Exercise task >>
From the observation hive thread below, copy word for word the part that opens with the words "I don't know" and closes with "of them happened...".

Page excerpt >>
>>>>>
# new observation hive problems?



## ctye

any help or advice would be well received


----------



## Michael Bush

I don't know what your local conditions have been or where the bees are kept or if the glass is protected from light. Judging by the time of year etc, I would guess they could not keep the brood cool enough and they died from excess heat. Are they free flying? Can they get water? Pollen? There are other things that could kill brood as well. But apparently one of them happened...


----------



## ctye

Thank you sir, It has been hot and humid here in s Georgia. while the bees are at farmers market they are under a shade tent with the entrance closed. there is screen on bottom and 1/8" holes along top, and along the top edge of the Plexiglas. While the are at home they are on front porch and free flying. I will move them back into a standard hive today, and make ventilation holes larger along top. There is a 1.5 gallon frame feeder in the bottom, and it has about 1 gallon of 1:1, sugar : water. and there is pollen in one of the three frames in the bottom. Should I replace the sugar mixed water with regular water in the feeder?I believe from your advice that the heat management is causing my problem.
<<<<<
Data entries >>
>>>>>
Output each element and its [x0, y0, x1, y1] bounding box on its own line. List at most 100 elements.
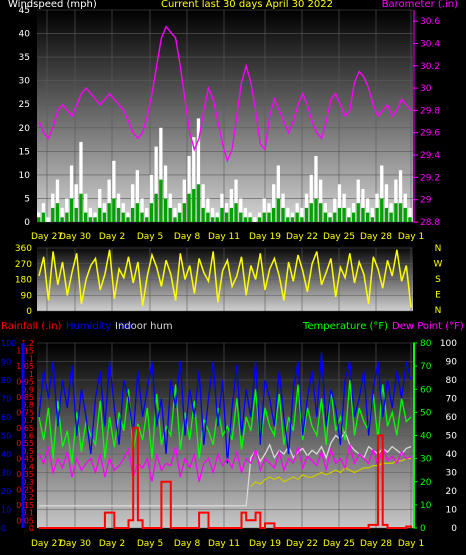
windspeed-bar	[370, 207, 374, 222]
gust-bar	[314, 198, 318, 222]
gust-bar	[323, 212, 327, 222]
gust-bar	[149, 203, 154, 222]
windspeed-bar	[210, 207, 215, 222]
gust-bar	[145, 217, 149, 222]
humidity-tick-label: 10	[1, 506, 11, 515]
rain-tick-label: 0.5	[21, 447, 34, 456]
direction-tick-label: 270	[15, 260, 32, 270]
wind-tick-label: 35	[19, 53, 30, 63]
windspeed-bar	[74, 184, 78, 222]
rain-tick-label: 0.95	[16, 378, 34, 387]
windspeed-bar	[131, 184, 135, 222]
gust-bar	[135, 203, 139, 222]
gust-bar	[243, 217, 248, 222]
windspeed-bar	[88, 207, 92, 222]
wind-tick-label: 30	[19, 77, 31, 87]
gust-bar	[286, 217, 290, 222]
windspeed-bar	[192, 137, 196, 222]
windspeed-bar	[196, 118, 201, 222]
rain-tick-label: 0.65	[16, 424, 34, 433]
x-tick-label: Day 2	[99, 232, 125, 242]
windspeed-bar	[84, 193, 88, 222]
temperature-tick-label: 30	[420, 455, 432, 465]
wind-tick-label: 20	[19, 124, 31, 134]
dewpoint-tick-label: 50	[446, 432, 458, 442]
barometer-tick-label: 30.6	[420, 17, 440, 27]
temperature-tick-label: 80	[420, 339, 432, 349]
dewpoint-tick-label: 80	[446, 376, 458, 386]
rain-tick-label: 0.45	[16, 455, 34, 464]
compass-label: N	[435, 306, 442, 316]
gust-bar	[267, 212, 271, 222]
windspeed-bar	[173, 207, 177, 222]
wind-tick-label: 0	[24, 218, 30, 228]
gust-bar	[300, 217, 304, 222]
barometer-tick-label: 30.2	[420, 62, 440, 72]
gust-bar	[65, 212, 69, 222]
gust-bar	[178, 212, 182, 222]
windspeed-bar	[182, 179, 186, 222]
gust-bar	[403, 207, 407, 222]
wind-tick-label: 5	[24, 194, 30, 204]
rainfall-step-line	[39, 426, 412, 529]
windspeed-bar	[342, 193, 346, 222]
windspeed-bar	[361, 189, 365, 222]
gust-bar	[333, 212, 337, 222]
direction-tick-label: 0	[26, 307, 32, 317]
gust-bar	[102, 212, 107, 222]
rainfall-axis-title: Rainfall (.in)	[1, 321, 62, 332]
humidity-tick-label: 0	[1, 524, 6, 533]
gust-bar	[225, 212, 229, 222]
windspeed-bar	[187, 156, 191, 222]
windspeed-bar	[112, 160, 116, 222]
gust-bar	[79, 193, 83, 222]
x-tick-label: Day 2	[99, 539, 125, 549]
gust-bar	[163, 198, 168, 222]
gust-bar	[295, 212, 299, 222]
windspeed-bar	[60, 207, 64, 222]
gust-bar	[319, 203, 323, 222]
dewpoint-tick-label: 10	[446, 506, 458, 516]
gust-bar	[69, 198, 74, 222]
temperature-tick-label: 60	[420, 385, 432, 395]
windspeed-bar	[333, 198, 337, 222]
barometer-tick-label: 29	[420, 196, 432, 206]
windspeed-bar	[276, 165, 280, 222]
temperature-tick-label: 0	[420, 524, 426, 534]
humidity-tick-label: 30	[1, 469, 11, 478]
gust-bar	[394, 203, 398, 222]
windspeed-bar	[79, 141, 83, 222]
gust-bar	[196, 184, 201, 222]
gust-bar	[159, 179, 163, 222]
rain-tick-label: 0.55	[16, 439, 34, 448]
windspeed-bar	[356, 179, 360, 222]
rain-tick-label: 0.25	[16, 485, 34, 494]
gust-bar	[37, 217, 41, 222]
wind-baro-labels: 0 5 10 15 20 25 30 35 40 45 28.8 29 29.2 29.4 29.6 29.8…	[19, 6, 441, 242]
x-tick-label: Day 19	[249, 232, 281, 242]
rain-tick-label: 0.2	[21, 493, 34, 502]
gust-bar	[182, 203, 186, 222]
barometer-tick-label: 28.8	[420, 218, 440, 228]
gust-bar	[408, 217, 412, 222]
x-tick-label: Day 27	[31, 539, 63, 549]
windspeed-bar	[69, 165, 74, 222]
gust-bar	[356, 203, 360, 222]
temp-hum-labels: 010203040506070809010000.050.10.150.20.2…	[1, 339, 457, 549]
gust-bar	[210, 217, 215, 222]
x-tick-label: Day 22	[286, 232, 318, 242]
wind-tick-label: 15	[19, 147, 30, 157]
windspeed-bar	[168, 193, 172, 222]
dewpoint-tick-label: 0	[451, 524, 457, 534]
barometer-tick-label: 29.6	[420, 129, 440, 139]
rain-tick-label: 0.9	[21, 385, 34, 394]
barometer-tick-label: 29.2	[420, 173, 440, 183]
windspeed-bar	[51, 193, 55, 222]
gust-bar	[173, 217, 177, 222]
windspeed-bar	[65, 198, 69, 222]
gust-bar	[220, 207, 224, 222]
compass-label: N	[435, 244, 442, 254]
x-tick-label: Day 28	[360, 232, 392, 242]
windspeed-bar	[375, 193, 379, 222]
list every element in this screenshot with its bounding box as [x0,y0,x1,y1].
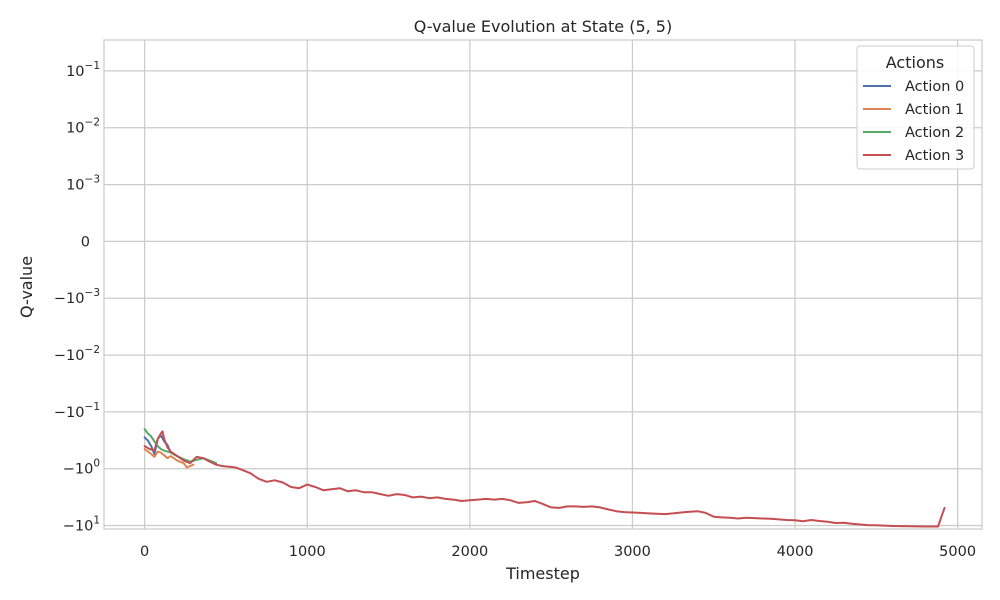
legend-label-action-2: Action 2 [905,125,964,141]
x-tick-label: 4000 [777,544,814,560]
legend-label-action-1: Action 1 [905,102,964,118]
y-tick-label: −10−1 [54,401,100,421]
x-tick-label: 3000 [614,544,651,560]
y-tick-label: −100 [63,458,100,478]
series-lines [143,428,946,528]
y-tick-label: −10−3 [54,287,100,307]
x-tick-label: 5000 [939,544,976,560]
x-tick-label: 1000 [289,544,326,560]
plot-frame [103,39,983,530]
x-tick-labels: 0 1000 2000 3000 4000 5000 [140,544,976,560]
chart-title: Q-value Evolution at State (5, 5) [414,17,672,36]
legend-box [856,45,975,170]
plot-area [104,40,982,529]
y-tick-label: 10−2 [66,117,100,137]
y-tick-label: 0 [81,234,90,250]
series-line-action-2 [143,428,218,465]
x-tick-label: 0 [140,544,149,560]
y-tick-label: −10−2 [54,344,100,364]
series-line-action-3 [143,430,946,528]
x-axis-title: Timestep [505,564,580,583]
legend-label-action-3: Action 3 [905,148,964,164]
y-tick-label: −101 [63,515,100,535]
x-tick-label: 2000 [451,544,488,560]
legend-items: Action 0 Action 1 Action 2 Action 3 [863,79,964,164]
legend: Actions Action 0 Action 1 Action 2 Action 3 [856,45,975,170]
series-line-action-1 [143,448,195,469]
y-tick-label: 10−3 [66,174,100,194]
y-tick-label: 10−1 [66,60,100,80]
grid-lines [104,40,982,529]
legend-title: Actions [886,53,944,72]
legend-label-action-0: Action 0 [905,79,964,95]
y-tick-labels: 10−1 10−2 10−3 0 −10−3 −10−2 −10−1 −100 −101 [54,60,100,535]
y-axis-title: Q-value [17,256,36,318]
<<<<<
>>>>>
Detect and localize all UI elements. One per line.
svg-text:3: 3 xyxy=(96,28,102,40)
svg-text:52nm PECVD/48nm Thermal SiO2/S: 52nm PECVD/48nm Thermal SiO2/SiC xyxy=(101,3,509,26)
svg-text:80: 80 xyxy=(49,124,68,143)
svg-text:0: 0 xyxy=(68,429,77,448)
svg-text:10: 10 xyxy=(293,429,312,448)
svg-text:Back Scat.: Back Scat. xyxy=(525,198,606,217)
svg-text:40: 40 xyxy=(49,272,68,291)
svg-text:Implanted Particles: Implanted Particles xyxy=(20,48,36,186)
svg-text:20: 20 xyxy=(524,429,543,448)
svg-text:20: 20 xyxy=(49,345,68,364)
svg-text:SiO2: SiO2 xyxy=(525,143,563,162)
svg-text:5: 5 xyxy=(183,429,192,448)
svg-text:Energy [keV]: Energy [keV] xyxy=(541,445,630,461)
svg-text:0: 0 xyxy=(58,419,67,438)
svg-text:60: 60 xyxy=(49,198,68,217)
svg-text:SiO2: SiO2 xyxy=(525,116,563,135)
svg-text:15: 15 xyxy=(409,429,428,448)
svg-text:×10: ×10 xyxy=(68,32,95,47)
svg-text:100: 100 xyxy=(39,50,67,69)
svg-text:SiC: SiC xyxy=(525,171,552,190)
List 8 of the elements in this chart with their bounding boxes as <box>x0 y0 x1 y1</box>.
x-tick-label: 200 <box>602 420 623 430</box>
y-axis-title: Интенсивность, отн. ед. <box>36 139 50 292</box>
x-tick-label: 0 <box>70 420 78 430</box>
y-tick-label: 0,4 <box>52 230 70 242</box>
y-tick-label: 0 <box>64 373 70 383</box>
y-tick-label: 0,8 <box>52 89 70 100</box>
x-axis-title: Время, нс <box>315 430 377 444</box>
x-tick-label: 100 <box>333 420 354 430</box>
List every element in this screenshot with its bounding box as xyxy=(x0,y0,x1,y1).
<<<<<
>>>>>
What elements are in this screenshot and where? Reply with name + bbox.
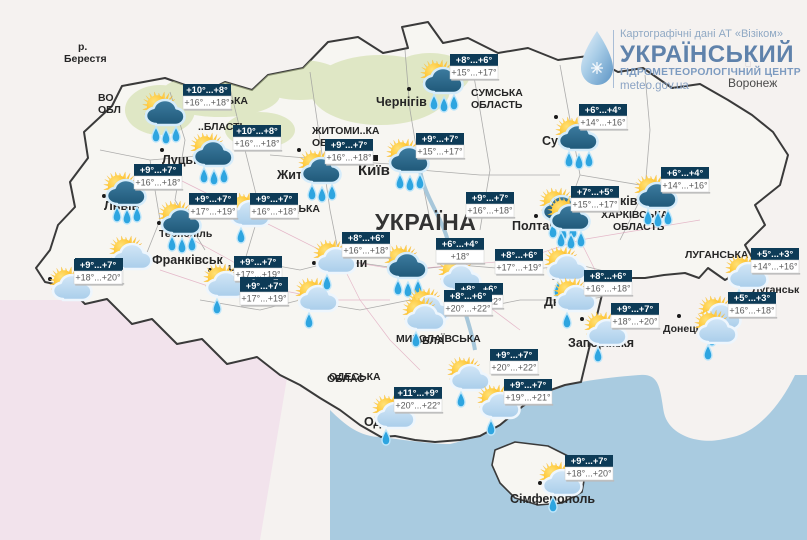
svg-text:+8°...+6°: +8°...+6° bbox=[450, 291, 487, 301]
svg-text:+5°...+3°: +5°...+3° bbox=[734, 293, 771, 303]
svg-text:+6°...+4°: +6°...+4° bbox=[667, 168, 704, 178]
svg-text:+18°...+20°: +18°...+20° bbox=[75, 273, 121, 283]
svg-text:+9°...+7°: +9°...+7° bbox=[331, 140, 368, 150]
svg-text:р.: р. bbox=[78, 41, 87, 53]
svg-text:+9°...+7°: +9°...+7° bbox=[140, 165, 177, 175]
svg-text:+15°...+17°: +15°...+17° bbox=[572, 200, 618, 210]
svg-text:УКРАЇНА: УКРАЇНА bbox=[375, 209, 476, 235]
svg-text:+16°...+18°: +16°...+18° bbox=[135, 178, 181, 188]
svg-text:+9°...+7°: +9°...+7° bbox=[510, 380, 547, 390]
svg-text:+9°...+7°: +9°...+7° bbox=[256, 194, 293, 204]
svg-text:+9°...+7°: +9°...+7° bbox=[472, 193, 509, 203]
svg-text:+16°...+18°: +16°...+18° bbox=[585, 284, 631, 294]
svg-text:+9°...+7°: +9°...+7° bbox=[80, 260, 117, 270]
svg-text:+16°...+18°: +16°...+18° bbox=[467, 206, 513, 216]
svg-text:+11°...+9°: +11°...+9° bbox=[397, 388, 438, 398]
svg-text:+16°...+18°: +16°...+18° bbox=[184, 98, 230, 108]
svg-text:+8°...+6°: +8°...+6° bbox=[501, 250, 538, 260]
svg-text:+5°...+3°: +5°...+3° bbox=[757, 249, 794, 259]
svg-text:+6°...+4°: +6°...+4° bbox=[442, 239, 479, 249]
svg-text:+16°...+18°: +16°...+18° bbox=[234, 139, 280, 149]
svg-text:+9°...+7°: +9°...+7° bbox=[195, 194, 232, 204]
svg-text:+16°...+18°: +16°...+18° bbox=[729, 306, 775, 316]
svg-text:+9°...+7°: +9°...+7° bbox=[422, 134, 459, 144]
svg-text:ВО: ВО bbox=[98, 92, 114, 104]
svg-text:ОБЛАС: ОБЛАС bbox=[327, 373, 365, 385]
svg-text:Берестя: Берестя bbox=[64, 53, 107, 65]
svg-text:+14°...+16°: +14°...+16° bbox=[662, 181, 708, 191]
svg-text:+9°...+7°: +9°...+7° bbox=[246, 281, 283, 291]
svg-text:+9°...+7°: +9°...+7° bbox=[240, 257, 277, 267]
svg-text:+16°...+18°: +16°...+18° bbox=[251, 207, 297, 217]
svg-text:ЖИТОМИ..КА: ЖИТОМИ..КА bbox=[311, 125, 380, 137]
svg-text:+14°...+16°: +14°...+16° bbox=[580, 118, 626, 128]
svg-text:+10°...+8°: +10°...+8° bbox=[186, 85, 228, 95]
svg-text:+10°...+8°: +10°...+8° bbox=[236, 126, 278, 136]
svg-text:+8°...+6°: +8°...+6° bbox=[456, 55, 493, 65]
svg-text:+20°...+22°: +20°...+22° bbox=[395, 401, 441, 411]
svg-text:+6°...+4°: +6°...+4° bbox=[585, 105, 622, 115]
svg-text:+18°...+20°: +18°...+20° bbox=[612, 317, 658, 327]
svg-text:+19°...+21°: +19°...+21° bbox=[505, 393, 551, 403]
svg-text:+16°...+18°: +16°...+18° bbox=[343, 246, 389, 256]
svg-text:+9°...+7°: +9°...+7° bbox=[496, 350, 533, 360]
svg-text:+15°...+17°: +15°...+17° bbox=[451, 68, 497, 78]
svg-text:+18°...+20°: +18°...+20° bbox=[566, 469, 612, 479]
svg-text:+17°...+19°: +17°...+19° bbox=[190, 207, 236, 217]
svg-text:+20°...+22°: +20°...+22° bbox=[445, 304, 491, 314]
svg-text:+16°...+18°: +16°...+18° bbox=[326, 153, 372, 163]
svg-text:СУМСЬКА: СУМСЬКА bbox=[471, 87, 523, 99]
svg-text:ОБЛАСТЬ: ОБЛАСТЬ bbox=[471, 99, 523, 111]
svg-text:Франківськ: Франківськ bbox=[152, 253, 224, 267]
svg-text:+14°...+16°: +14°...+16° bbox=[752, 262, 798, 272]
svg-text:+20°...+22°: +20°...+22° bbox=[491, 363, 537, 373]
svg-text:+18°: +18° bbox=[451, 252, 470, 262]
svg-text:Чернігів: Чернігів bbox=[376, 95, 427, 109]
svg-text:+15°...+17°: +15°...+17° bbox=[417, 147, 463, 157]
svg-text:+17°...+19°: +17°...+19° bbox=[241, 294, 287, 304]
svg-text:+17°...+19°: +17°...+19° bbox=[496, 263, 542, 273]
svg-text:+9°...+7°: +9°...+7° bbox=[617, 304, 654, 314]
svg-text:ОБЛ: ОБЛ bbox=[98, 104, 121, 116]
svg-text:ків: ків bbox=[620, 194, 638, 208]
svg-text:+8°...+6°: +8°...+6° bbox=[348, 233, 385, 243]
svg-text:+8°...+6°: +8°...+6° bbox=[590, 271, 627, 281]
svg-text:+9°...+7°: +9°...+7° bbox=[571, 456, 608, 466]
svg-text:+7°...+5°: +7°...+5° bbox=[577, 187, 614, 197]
<<<<<
Task result >>
I don't know what your local conditions have been or where the bees are kept or if the glass is protected from light. Judging by the time of year etc, I would guess they could not keep the brood cool enough and they died from excess heat. Are they free flying? Can they get water? Pollen? There are other things that could kill brood as well. But apparently one of them happened...